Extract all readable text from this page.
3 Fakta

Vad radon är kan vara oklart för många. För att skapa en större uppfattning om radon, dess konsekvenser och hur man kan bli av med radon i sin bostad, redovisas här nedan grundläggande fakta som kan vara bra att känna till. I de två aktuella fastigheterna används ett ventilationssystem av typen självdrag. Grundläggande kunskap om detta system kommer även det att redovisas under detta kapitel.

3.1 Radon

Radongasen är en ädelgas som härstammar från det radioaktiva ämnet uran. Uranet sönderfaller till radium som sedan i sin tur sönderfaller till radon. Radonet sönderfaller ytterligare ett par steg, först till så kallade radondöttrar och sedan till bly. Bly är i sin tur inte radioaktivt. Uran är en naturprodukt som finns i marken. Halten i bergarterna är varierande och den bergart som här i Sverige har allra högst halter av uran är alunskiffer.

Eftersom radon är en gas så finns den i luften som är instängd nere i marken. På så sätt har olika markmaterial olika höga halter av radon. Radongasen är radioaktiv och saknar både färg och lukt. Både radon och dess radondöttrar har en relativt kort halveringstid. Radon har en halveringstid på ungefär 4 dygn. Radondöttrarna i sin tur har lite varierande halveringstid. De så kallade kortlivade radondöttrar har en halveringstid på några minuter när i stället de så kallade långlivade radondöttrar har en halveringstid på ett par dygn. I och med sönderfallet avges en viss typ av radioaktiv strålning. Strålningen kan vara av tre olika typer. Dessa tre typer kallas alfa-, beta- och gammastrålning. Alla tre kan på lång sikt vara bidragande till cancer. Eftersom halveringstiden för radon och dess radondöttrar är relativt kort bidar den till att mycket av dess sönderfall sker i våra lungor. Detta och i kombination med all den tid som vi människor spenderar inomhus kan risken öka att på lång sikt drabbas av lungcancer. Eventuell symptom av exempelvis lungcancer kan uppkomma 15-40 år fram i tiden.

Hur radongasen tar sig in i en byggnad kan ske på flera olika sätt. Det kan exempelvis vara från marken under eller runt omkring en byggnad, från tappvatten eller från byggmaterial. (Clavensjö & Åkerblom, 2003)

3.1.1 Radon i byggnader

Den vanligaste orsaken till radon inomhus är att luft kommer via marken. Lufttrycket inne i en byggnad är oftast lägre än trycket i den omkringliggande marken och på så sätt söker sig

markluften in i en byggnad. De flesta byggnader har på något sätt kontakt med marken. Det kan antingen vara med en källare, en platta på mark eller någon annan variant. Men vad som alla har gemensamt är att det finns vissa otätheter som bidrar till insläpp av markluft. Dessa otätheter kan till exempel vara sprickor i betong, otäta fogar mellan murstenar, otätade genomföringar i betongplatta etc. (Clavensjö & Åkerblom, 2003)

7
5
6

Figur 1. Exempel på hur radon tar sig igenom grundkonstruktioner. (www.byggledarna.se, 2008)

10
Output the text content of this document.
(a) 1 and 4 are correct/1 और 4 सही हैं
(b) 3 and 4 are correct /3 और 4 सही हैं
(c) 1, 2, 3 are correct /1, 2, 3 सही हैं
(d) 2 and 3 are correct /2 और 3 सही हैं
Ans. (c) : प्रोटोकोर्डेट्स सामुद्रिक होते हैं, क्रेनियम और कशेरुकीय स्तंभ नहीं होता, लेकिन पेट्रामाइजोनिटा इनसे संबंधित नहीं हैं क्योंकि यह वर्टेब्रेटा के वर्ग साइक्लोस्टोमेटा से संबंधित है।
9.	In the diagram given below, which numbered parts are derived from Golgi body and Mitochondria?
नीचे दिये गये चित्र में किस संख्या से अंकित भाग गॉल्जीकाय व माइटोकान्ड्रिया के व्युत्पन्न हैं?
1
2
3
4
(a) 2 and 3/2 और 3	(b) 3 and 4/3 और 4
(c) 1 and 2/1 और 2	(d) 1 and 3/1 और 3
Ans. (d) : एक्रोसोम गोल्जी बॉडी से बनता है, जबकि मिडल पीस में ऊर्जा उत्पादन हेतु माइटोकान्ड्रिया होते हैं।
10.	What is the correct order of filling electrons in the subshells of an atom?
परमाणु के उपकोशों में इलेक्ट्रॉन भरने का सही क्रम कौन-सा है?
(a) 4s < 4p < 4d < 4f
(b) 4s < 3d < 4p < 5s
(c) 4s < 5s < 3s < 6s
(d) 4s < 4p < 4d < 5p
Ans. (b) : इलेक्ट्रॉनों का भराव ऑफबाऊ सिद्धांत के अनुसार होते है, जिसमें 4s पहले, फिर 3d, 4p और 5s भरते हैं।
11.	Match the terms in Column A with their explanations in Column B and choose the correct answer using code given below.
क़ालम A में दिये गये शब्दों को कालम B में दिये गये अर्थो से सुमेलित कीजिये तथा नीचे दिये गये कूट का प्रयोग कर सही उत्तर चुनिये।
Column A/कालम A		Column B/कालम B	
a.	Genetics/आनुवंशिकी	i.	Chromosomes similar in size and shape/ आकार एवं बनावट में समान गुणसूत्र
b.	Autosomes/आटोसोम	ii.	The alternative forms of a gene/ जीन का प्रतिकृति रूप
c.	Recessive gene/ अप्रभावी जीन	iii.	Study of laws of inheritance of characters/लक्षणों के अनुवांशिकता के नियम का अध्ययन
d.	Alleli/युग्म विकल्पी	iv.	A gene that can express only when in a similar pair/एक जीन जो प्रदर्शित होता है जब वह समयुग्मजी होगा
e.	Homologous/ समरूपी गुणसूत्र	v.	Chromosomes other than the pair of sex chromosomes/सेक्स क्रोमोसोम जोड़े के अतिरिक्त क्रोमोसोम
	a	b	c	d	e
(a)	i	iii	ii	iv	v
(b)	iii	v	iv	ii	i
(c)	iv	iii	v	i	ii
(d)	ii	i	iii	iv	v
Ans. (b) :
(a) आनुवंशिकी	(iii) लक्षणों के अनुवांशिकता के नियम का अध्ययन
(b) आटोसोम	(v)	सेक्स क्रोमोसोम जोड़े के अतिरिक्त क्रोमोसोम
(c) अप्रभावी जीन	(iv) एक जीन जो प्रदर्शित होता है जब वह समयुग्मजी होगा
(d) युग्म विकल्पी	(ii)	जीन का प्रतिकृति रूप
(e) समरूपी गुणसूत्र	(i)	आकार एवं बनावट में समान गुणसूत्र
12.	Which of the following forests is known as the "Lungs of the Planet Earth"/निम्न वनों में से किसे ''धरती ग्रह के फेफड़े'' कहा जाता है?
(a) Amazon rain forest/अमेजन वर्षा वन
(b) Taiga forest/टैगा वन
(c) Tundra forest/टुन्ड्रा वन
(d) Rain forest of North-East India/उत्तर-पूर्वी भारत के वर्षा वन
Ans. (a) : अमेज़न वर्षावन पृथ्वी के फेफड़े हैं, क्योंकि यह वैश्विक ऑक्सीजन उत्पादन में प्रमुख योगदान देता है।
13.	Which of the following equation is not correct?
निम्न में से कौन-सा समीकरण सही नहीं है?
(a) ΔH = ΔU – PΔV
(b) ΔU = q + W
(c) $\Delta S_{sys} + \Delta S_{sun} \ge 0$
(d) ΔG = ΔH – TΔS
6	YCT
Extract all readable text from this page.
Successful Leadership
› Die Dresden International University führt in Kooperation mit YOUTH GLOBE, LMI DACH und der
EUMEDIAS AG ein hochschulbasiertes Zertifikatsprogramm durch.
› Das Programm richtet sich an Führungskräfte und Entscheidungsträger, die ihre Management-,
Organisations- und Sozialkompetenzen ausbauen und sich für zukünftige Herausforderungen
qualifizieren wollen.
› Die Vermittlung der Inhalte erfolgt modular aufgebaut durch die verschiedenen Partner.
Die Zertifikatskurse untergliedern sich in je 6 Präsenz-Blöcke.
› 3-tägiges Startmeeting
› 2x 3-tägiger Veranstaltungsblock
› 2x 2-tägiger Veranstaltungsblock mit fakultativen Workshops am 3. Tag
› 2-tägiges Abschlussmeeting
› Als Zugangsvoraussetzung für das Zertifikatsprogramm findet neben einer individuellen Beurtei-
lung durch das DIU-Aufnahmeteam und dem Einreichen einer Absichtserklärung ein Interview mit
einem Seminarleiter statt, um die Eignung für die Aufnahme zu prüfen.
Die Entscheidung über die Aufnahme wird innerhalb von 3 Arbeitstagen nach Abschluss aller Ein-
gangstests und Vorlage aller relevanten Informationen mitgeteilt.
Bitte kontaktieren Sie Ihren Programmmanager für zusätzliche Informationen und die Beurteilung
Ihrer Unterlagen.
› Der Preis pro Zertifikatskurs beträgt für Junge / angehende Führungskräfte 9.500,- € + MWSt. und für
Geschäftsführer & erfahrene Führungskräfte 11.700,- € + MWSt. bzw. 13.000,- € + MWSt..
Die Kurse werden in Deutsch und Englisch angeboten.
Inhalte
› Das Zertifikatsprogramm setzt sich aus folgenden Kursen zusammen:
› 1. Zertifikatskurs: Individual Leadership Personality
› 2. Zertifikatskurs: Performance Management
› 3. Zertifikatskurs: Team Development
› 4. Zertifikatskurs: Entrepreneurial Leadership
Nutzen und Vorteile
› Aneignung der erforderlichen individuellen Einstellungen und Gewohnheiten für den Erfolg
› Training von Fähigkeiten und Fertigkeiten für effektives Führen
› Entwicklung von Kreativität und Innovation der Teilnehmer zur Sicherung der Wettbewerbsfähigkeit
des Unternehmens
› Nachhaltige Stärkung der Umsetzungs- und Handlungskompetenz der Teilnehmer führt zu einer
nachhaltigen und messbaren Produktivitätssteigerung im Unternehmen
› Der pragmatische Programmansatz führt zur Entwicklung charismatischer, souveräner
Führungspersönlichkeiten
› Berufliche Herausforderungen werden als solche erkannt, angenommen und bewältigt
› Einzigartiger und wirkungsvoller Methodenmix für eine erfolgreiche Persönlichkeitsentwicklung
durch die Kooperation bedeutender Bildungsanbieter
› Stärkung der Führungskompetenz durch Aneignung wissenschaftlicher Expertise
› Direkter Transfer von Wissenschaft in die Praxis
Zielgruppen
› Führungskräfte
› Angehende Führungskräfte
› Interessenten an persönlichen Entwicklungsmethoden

_PROBLEM_.
Using the entries above, return each line in which the word "Management" occurs.

_ANSWER TO THIS PROBLEM_.
› Das Programm richtet sich an Führungskräfte und Entscheidungsträger, die ihre Management-,
› 2. Zertifikatskurs: Performance Management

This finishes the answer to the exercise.